**Task details:** Work out how many lines hold the string "name". Give that number and nothing more.

**Excerpted data:**

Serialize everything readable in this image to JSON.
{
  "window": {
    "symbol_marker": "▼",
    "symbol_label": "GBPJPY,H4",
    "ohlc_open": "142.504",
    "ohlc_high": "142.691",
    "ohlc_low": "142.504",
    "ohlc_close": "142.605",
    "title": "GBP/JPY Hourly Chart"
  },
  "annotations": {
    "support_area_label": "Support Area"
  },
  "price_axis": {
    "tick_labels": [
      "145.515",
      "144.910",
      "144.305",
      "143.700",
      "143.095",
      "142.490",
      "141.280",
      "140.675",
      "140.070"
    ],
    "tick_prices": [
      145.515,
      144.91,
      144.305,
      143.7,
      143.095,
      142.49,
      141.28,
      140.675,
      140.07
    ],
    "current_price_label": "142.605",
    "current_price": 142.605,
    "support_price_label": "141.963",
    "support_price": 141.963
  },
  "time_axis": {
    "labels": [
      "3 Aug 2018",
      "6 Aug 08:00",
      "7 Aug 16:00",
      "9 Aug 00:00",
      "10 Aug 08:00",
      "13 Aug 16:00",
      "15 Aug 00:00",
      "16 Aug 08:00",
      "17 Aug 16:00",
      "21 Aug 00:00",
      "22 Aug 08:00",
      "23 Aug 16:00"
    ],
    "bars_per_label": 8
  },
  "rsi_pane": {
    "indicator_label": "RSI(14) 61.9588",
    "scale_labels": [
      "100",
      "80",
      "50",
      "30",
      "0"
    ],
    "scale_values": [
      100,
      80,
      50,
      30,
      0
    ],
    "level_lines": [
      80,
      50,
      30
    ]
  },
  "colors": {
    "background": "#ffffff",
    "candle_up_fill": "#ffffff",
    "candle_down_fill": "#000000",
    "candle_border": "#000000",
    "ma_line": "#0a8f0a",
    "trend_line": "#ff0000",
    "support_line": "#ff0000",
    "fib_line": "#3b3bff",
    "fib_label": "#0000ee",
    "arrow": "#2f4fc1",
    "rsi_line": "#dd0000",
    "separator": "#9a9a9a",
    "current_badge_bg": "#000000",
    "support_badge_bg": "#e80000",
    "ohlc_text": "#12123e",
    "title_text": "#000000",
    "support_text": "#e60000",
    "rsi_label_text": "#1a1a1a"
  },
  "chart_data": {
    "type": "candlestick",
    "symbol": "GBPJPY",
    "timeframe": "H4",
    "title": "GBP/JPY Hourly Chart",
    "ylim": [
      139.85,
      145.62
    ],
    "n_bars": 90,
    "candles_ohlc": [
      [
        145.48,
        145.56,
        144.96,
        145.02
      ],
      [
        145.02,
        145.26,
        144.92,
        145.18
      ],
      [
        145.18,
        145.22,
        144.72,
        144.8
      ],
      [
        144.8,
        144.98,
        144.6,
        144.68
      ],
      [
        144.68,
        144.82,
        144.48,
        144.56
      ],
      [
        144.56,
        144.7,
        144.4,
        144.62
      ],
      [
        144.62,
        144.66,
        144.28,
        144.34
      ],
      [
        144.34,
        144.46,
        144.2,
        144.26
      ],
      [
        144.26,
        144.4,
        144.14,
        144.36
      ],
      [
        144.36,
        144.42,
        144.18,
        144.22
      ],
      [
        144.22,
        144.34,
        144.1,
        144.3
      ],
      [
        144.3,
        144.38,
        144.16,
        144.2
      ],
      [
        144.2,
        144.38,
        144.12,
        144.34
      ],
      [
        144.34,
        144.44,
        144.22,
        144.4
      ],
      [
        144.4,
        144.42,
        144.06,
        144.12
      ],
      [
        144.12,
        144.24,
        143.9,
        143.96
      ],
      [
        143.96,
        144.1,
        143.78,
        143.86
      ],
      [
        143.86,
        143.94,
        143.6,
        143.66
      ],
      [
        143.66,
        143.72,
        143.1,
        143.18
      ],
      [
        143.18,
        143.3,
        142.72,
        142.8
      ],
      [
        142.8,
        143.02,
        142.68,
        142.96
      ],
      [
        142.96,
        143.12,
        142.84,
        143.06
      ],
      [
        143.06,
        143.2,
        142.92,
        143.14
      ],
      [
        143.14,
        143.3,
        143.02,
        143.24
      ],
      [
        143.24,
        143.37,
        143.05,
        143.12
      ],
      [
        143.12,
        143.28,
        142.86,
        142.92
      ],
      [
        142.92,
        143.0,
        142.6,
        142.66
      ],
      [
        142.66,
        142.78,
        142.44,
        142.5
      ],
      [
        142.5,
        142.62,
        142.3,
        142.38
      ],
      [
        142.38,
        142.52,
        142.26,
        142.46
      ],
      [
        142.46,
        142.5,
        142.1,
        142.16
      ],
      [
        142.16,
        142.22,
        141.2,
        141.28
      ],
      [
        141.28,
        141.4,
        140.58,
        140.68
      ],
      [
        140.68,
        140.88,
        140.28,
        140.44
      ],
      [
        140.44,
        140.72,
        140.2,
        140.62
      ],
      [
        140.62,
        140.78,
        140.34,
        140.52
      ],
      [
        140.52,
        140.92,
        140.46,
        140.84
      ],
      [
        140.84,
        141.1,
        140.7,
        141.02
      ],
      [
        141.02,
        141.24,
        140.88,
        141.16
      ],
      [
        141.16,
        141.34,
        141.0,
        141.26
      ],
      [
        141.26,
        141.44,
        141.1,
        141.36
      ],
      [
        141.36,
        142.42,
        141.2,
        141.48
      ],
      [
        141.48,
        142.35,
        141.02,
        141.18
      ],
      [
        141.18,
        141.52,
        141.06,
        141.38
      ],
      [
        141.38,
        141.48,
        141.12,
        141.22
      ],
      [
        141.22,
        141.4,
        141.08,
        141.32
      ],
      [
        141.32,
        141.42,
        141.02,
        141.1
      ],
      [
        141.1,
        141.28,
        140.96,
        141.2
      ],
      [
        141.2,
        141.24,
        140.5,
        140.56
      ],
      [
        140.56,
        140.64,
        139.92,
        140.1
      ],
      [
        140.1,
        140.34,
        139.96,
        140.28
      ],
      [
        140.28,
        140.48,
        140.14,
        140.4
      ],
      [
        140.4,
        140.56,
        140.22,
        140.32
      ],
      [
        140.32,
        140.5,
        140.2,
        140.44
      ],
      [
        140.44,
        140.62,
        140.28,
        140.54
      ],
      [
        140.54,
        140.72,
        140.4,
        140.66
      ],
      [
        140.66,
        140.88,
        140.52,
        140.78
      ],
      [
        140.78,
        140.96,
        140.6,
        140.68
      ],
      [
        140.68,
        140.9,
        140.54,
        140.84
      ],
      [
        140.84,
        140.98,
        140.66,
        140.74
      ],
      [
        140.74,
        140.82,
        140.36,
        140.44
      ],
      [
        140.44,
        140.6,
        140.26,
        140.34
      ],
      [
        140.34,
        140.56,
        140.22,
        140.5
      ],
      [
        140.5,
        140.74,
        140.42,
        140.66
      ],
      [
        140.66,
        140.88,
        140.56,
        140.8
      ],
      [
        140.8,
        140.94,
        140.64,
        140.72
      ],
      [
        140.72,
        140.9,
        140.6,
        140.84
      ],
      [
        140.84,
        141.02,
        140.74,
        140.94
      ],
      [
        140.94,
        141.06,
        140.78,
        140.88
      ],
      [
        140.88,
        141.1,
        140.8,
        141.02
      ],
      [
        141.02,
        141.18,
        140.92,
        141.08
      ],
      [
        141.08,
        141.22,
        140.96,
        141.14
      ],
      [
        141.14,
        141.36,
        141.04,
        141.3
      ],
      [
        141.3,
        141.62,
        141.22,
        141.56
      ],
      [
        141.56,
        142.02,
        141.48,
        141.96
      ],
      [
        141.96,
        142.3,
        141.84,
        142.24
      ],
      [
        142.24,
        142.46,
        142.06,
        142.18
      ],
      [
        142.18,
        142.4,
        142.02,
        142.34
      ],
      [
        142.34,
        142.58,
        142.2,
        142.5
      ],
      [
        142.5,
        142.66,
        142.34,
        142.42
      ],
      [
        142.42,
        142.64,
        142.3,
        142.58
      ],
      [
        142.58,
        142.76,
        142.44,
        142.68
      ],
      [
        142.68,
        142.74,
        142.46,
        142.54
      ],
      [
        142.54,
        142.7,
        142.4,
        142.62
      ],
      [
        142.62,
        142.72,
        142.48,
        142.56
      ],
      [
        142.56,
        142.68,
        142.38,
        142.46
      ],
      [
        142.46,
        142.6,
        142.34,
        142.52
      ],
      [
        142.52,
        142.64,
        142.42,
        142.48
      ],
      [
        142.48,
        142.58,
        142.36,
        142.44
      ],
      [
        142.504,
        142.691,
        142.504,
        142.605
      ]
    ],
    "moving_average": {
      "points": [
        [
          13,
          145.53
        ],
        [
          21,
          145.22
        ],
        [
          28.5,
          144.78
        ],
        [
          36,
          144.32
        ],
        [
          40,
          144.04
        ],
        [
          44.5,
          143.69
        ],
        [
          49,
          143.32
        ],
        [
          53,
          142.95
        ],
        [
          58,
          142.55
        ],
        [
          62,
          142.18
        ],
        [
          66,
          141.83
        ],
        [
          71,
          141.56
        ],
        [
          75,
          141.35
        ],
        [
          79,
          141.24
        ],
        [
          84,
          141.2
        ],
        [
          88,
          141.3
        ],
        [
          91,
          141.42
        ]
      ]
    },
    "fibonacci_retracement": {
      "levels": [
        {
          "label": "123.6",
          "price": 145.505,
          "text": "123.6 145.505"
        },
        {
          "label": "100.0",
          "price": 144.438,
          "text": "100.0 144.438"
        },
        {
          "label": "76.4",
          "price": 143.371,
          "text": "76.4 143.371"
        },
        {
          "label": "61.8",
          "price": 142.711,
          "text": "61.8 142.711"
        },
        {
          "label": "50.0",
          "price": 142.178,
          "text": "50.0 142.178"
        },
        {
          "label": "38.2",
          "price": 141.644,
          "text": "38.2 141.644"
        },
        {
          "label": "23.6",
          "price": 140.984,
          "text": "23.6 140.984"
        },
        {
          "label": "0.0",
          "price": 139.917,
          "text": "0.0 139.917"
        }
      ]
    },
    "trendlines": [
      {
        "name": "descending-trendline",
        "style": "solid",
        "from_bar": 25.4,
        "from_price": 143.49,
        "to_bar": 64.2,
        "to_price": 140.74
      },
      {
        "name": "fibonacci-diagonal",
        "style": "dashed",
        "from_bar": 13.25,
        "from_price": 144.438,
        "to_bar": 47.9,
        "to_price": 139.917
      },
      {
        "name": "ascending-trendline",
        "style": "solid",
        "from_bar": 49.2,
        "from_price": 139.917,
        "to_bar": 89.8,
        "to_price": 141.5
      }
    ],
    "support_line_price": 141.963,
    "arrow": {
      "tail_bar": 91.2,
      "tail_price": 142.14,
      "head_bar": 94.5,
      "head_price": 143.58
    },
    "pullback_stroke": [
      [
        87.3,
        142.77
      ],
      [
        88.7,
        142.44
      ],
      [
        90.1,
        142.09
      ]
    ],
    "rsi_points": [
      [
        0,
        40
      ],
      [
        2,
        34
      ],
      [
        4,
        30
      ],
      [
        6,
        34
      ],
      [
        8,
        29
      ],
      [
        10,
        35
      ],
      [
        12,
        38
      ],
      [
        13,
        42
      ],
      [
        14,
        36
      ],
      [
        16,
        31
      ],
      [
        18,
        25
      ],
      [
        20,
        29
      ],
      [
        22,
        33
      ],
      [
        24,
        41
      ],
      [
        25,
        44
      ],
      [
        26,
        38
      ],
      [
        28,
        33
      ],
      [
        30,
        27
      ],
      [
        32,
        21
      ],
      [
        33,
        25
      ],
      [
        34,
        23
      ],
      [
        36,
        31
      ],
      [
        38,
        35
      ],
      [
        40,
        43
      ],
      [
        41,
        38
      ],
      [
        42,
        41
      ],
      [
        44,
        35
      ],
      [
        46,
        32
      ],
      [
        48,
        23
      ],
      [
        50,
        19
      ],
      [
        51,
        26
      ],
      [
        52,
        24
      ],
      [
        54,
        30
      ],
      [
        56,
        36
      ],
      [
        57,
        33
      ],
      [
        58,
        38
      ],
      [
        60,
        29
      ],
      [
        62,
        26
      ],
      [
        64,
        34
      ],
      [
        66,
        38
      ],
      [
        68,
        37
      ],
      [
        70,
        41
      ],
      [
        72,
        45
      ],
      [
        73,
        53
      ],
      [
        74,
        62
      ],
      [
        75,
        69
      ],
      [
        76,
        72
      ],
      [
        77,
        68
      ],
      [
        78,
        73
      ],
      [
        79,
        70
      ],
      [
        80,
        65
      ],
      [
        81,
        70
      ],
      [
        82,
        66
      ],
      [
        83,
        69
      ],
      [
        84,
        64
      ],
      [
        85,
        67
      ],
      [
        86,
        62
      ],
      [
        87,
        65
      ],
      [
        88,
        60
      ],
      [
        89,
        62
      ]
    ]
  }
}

**Response to the task:** 3